[Figure data in JSON]
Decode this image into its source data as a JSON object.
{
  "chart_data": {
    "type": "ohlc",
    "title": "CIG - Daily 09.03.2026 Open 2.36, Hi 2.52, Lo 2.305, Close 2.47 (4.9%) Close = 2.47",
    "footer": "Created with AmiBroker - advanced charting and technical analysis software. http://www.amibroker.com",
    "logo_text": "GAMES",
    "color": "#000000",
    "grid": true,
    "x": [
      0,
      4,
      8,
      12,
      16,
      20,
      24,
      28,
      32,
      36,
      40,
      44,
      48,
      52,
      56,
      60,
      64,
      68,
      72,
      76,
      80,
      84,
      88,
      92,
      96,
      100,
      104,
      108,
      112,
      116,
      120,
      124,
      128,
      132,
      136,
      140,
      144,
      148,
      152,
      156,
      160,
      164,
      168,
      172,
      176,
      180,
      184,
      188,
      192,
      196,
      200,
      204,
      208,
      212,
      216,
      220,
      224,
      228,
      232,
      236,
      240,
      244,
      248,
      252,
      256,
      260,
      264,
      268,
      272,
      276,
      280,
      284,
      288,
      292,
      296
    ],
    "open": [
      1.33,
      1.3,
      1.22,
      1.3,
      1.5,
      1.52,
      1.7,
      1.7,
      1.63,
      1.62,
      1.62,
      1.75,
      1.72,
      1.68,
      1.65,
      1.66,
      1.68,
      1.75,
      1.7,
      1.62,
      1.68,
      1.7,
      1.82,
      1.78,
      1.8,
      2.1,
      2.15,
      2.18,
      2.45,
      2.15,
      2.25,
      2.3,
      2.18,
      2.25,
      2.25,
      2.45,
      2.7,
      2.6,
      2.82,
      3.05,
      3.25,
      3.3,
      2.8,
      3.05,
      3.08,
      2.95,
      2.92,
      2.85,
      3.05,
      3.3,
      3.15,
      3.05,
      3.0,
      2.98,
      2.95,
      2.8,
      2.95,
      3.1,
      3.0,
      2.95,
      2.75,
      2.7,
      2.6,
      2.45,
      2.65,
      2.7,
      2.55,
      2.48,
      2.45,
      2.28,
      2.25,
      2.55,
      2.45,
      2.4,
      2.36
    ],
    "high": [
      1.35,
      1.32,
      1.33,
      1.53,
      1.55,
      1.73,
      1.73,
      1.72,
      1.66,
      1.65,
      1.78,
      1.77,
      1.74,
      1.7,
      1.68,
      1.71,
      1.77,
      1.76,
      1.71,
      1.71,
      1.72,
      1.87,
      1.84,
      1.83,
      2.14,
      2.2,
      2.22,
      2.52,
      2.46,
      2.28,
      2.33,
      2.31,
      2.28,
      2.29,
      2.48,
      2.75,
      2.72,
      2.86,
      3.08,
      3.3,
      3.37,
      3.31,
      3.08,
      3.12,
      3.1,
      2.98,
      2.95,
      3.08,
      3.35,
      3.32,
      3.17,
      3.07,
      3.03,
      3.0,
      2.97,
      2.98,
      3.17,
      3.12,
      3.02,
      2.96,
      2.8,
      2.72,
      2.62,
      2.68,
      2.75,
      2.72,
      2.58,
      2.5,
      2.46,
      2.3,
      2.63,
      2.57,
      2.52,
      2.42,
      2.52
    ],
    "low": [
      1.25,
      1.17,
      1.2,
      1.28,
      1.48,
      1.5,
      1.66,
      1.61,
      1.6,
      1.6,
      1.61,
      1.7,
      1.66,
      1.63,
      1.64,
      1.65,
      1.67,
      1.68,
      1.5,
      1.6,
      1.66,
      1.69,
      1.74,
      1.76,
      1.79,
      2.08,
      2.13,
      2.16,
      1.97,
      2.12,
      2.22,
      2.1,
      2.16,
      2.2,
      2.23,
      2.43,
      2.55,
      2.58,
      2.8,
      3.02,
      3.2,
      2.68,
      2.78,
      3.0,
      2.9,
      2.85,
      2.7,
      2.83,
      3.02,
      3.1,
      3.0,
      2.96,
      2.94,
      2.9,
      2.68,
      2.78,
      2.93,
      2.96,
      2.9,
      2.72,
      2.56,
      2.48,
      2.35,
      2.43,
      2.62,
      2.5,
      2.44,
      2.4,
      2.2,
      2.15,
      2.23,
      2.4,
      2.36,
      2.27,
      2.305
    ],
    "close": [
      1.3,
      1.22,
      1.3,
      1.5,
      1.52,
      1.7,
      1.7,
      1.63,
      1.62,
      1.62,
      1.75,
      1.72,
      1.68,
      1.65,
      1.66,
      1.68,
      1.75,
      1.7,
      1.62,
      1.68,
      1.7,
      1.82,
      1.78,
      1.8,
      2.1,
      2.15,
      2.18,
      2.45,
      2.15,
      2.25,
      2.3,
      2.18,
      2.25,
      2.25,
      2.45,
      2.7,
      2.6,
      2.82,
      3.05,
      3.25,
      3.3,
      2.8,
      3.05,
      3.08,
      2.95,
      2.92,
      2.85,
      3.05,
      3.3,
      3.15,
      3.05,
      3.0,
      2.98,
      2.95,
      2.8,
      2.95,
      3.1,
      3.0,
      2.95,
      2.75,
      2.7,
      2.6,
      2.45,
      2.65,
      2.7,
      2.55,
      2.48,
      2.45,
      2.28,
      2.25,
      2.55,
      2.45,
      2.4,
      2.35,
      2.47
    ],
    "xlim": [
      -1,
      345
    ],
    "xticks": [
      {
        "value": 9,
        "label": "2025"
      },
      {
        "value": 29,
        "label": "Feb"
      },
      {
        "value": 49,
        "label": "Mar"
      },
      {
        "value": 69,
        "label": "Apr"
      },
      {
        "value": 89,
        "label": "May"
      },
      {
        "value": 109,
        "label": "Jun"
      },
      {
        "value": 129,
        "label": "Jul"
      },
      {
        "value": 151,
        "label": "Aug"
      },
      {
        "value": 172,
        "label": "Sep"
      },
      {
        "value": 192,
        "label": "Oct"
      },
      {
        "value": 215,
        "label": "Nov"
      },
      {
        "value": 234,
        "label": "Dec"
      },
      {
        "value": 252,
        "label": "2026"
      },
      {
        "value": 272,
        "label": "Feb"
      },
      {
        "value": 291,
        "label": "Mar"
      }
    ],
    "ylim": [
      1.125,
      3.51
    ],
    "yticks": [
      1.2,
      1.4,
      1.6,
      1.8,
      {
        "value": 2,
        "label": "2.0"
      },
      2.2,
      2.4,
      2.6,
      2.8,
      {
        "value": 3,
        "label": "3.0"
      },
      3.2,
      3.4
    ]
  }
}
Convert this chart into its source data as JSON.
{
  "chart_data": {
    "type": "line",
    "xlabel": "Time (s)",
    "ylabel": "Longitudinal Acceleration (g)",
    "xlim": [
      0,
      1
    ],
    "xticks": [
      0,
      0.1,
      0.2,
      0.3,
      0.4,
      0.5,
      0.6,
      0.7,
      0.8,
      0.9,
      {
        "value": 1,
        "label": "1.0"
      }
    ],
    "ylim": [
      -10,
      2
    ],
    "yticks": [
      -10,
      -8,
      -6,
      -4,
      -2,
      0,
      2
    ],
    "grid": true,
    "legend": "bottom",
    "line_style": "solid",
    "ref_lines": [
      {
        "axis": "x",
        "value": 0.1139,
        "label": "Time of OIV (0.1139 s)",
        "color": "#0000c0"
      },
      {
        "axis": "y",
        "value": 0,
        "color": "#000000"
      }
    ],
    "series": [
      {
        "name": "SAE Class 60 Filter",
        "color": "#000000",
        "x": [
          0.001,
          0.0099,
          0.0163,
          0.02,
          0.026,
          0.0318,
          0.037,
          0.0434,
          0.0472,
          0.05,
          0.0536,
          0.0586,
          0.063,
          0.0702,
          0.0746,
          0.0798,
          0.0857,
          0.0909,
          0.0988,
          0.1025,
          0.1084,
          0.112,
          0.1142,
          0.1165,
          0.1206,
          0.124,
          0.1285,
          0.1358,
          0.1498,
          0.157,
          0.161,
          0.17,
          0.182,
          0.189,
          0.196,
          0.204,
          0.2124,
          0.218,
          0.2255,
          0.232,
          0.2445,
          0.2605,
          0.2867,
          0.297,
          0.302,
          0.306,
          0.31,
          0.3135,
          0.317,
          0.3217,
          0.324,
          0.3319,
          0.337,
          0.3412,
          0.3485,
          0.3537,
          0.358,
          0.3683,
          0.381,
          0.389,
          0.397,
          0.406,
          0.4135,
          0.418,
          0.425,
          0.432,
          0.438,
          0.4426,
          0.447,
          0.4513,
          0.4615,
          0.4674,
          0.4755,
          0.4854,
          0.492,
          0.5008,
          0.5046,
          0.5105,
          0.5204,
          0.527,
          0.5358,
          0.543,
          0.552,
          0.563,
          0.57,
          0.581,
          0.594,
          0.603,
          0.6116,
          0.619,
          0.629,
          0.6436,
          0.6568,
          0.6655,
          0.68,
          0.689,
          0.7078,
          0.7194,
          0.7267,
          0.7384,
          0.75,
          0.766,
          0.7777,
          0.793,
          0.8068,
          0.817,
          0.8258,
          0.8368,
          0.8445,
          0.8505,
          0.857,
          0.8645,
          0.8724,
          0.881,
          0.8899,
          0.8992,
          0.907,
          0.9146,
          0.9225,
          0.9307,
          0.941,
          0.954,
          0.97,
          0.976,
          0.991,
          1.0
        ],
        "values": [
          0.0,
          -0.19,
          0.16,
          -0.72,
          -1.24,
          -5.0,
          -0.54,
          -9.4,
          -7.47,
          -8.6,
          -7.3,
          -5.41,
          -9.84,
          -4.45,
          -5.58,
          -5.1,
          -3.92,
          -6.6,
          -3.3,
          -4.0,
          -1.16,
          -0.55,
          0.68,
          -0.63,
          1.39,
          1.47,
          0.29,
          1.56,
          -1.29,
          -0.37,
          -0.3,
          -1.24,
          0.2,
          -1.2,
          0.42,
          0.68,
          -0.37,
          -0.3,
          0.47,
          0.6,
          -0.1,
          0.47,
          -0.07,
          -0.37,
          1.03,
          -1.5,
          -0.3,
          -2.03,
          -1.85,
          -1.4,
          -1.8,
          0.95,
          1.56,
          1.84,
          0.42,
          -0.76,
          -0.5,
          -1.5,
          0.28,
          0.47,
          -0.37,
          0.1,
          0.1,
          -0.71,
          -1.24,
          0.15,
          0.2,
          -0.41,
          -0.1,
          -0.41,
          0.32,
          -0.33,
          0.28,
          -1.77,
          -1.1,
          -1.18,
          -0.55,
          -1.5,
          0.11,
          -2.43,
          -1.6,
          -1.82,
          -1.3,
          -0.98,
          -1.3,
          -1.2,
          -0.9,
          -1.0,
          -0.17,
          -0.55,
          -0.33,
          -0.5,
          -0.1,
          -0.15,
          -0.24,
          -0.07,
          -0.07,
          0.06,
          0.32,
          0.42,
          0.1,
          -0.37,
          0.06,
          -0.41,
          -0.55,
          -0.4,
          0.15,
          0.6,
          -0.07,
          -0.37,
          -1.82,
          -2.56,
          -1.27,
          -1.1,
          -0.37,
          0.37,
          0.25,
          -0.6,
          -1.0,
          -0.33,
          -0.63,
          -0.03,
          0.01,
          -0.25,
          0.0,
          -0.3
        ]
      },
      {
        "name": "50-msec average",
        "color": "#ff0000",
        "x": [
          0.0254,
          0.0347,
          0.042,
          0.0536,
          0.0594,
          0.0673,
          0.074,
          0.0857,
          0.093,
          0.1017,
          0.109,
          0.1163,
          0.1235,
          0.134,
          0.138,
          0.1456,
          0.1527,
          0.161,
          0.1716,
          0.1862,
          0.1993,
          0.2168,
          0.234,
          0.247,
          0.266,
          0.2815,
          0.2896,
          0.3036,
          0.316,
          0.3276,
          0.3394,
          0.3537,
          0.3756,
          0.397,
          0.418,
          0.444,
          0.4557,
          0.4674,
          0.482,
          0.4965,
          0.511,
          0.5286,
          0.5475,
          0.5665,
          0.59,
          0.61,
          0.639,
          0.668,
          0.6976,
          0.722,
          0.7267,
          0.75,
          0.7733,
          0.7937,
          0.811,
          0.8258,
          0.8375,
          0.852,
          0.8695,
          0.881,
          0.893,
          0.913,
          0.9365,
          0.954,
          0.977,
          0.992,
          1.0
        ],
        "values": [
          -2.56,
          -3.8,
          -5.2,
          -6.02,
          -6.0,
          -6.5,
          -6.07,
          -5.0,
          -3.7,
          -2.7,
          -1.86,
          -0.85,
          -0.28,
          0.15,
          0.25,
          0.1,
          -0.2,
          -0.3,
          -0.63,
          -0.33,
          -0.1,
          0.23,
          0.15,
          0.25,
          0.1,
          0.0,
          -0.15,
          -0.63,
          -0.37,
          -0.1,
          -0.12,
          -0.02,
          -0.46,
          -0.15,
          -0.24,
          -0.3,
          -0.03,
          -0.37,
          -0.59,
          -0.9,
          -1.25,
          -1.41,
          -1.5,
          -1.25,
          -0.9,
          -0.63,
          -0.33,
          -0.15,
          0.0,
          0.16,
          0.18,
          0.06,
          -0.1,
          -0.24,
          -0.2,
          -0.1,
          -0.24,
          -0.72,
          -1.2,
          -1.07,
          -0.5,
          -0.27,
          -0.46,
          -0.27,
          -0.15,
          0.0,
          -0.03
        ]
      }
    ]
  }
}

Requirements
Identify the lines in the records above that contain the word "name", then state how many there are and nothing more.

Exercise output
2